• [Task requirements] Copy, from the entries below, each line in which the string "JSON" appears.

————

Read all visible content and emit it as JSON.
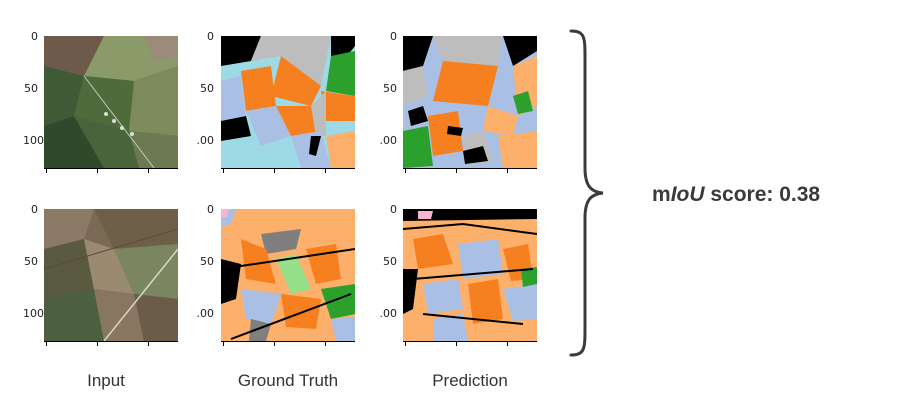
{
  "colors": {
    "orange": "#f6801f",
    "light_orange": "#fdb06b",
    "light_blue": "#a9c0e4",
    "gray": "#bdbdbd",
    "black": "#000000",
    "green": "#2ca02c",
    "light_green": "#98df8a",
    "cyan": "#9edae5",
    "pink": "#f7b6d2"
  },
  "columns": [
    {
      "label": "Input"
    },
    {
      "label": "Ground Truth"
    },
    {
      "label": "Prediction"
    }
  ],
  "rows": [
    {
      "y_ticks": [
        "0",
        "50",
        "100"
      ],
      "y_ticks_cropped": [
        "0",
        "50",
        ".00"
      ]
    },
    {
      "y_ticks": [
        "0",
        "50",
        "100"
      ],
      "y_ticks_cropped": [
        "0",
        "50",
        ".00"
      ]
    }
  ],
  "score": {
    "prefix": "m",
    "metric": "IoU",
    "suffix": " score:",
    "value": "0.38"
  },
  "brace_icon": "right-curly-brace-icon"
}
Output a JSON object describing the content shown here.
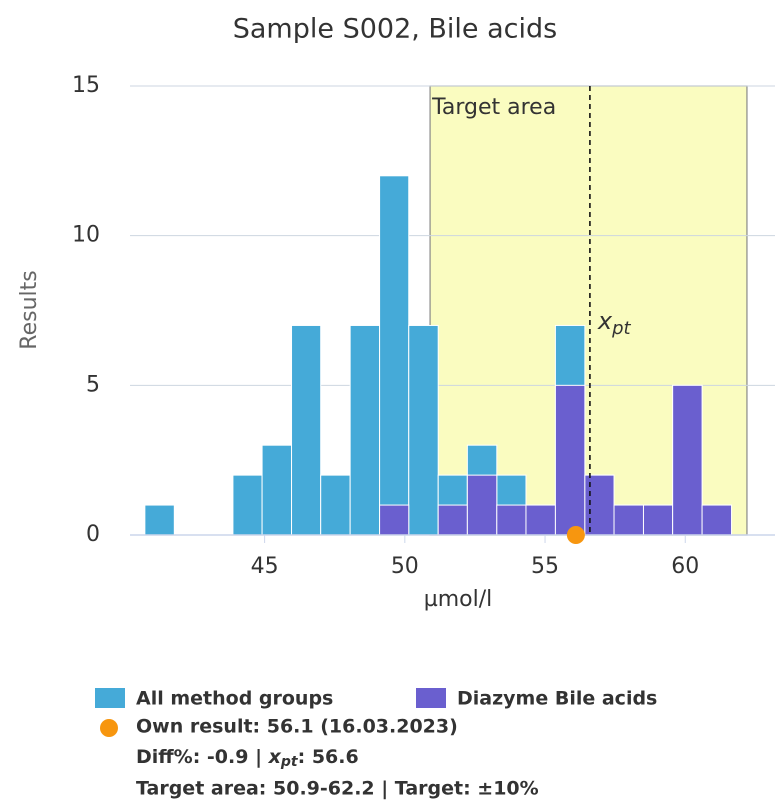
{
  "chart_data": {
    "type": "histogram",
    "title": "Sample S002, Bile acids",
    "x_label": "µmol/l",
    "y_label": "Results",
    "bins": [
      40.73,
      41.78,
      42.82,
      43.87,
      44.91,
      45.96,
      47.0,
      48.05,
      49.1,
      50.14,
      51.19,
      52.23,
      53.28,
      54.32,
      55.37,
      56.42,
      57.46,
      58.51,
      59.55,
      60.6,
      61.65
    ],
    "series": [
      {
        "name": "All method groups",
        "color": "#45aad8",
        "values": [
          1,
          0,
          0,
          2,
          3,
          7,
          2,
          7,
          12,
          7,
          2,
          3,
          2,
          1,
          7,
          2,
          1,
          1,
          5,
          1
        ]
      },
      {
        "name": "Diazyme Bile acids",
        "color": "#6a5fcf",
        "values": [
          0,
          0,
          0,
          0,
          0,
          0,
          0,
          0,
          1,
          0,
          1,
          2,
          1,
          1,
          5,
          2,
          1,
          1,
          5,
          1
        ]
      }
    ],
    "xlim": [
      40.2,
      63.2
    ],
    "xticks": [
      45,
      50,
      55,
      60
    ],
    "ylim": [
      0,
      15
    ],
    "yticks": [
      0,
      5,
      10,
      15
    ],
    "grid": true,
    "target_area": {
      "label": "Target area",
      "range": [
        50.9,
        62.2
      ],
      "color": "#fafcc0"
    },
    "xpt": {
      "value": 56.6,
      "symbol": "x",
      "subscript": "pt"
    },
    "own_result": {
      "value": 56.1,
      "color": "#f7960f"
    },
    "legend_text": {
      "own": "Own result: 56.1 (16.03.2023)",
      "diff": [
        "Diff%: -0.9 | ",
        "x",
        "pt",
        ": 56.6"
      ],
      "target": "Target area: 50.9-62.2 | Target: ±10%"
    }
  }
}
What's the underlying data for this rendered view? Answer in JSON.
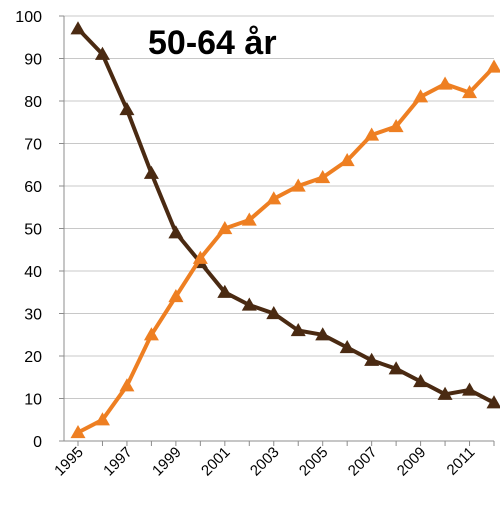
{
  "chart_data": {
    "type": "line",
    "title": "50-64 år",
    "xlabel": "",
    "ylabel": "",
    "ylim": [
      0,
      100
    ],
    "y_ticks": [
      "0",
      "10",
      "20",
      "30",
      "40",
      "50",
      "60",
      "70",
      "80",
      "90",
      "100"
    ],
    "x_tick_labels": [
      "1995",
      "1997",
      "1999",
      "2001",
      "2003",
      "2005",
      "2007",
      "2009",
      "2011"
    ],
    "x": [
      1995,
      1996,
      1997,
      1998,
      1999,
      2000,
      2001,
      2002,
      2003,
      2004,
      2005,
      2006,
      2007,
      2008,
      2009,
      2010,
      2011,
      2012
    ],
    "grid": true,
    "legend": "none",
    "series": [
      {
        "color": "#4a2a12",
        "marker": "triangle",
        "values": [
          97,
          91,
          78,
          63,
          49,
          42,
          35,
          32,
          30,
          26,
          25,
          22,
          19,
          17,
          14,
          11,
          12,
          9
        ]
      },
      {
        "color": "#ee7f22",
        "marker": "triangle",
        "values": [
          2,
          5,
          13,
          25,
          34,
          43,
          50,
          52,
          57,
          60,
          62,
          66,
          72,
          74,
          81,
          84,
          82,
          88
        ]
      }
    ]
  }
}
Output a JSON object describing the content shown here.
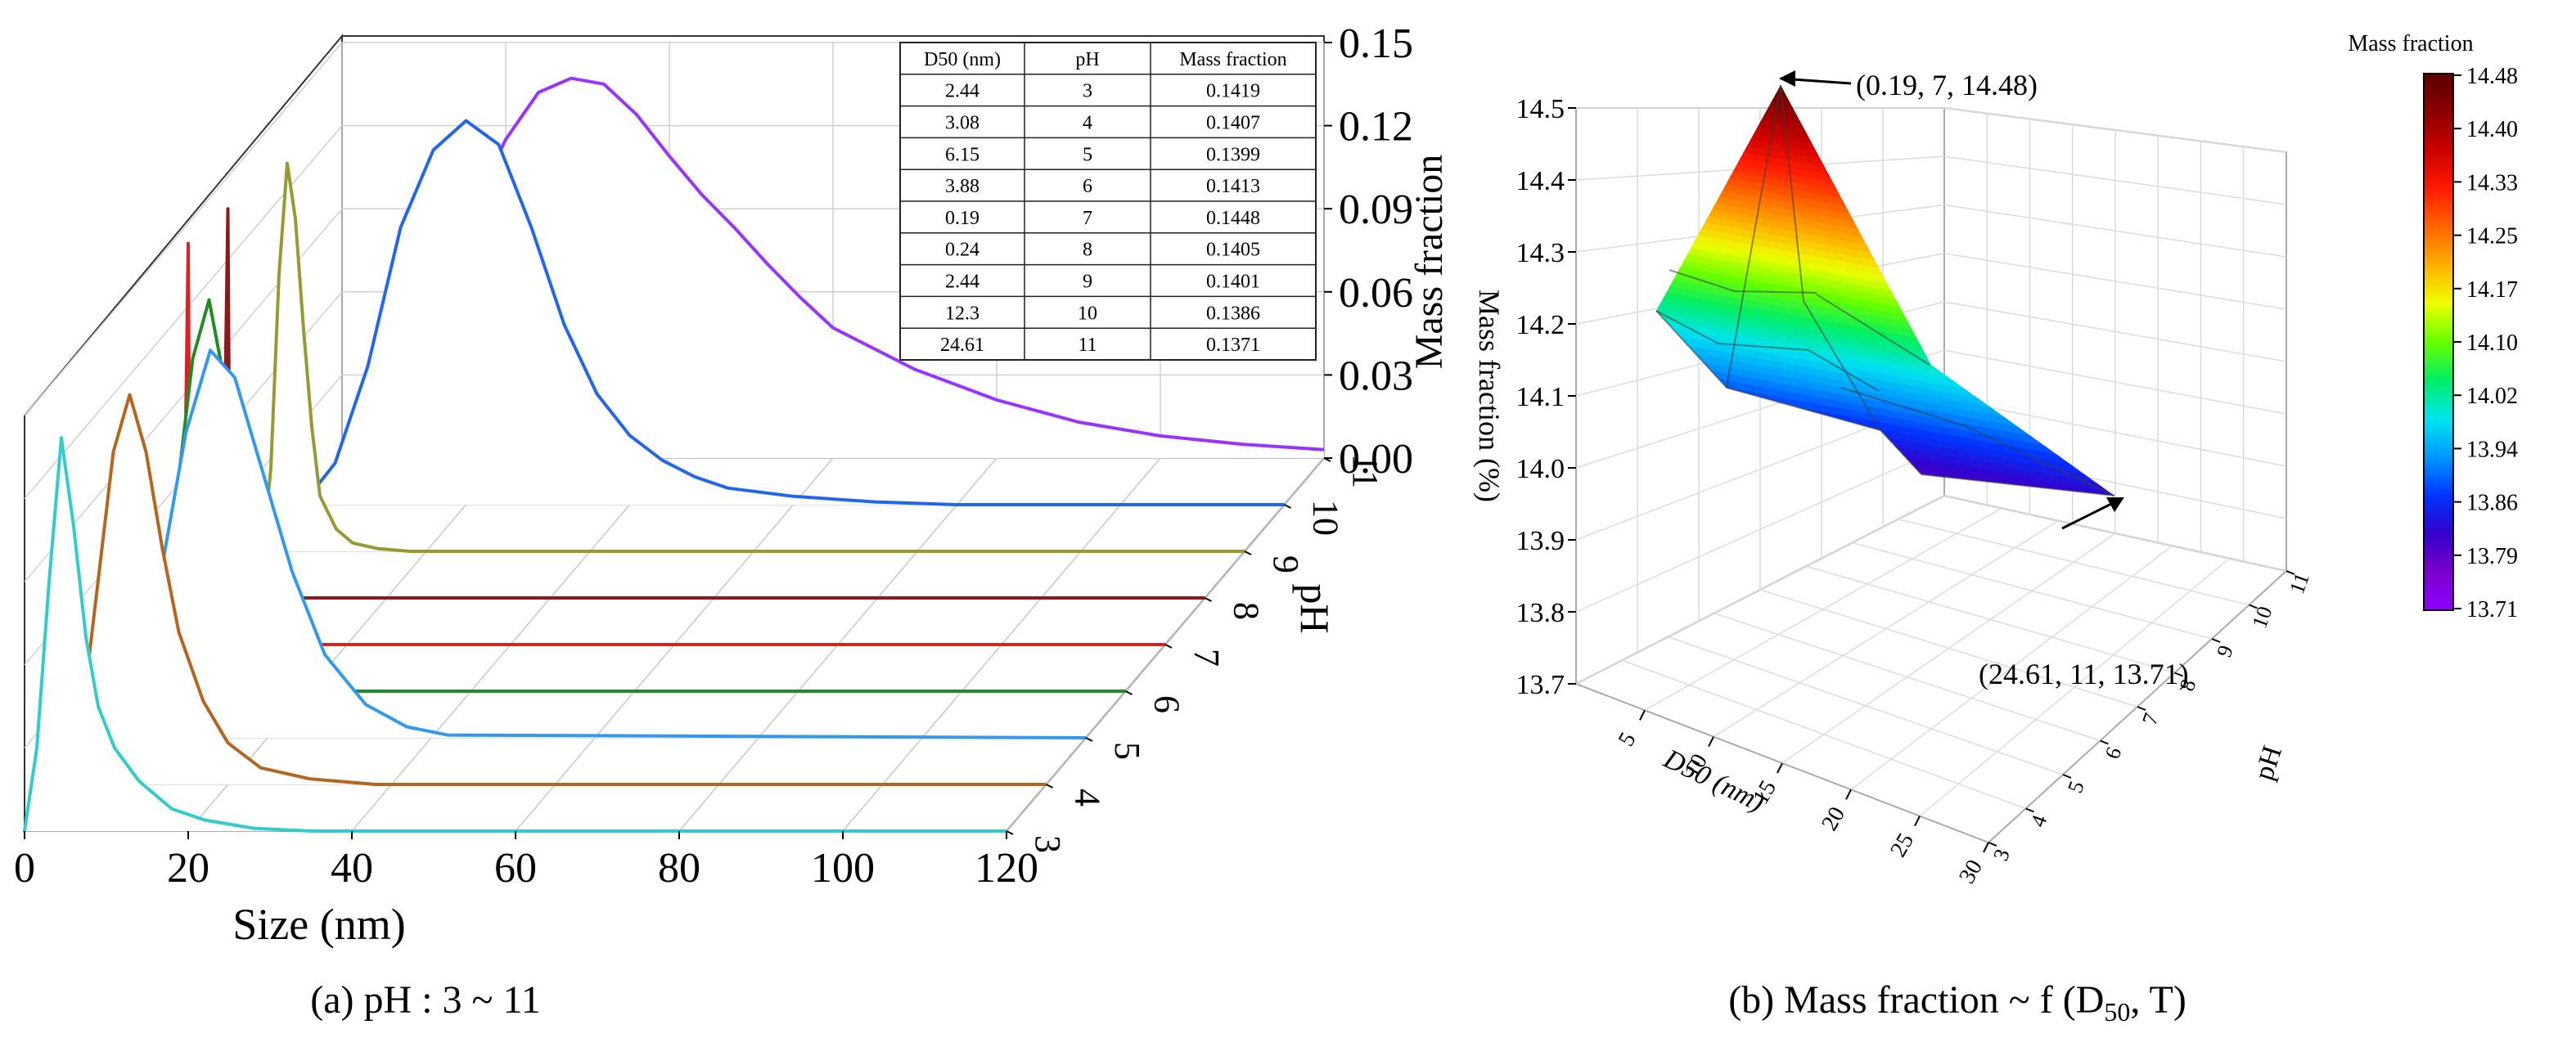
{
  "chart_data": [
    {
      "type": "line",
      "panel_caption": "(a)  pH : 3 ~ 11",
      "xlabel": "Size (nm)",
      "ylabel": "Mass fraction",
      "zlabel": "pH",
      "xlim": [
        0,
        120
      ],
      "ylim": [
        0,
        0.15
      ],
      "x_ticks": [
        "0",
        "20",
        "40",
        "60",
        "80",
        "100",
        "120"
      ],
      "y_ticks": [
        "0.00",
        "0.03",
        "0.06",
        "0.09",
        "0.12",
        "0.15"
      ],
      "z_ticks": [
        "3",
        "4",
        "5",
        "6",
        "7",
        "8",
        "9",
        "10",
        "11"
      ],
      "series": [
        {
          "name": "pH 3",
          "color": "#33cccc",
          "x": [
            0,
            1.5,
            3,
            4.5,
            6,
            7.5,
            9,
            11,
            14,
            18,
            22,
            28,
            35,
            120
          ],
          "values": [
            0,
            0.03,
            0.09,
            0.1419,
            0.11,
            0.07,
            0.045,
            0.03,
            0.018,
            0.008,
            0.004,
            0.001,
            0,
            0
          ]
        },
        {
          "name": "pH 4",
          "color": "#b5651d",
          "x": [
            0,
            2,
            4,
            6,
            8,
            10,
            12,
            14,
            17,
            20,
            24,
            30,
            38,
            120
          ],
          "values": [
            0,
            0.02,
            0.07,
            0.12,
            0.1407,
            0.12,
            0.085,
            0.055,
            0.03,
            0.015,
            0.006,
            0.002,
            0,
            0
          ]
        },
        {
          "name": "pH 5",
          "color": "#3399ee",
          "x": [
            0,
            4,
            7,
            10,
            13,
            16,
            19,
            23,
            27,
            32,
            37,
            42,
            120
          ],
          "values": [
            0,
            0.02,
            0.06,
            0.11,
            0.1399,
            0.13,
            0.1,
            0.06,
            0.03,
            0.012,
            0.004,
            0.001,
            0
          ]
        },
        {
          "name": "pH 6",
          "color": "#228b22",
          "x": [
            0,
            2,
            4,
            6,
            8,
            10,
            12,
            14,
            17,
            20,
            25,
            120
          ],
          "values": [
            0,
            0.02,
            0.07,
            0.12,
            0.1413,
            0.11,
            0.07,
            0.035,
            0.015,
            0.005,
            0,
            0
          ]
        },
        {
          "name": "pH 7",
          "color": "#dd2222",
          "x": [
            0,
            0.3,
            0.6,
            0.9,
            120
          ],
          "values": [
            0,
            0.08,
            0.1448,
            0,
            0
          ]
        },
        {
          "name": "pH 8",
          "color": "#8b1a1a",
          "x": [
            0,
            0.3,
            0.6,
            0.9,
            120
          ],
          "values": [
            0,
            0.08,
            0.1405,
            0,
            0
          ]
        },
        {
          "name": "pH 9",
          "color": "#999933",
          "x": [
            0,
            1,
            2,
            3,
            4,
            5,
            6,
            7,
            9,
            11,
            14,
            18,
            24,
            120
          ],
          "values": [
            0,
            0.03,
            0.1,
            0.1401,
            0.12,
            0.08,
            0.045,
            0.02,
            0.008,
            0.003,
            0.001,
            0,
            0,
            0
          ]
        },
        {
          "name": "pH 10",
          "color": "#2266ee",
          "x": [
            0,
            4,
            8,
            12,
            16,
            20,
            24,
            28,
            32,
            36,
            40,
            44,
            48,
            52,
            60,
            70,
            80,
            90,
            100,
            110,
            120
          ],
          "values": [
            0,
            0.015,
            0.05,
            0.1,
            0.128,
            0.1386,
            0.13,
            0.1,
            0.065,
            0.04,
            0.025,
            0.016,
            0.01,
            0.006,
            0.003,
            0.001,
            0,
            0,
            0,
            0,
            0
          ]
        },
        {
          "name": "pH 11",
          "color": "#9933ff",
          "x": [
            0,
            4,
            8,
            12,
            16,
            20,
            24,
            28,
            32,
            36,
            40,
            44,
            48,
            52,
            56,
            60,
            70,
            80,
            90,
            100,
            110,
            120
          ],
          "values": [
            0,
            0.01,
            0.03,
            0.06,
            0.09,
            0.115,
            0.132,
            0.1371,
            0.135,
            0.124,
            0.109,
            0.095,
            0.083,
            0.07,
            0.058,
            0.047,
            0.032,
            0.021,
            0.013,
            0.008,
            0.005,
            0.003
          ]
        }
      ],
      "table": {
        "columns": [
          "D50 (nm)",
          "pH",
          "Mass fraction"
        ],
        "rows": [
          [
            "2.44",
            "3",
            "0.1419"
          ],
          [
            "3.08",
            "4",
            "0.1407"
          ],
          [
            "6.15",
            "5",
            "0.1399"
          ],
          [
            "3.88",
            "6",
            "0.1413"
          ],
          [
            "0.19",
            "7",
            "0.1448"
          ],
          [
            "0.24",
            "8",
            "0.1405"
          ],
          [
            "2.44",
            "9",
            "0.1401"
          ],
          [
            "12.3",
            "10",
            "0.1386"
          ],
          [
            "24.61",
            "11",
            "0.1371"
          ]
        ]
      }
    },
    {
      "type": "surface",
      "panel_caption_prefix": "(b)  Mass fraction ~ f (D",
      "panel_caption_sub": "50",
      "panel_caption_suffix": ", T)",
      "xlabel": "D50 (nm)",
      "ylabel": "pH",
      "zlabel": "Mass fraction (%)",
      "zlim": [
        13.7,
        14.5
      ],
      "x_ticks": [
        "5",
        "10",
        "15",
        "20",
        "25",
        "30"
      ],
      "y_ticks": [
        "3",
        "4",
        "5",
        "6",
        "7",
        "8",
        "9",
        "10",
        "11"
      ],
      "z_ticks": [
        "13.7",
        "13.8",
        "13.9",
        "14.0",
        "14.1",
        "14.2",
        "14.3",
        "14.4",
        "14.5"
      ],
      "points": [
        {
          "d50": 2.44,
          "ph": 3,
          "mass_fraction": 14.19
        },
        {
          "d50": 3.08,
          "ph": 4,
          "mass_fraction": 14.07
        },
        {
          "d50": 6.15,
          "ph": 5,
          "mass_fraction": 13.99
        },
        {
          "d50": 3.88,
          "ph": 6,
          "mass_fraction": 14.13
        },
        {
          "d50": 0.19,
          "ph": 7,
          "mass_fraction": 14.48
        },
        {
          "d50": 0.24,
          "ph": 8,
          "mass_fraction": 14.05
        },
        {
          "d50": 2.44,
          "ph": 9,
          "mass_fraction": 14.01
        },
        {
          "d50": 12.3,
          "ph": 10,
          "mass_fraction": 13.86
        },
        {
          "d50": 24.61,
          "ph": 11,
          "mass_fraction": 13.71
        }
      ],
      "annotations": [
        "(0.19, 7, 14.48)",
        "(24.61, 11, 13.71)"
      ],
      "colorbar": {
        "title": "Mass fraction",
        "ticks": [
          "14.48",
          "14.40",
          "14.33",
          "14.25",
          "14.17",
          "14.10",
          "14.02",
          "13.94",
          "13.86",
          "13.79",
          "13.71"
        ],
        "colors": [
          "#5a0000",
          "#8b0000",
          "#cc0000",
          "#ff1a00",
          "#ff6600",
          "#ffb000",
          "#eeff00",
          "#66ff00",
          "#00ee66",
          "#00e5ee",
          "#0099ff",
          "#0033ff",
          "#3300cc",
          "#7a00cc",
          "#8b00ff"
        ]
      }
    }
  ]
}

————

• [The reply]
Read all visible content and emit it as JSON.
Output a JSON object describing the content shown here.
What's the underlying data for this rendered view? Answer in JSON.
Output a JSON object describing the content shown here.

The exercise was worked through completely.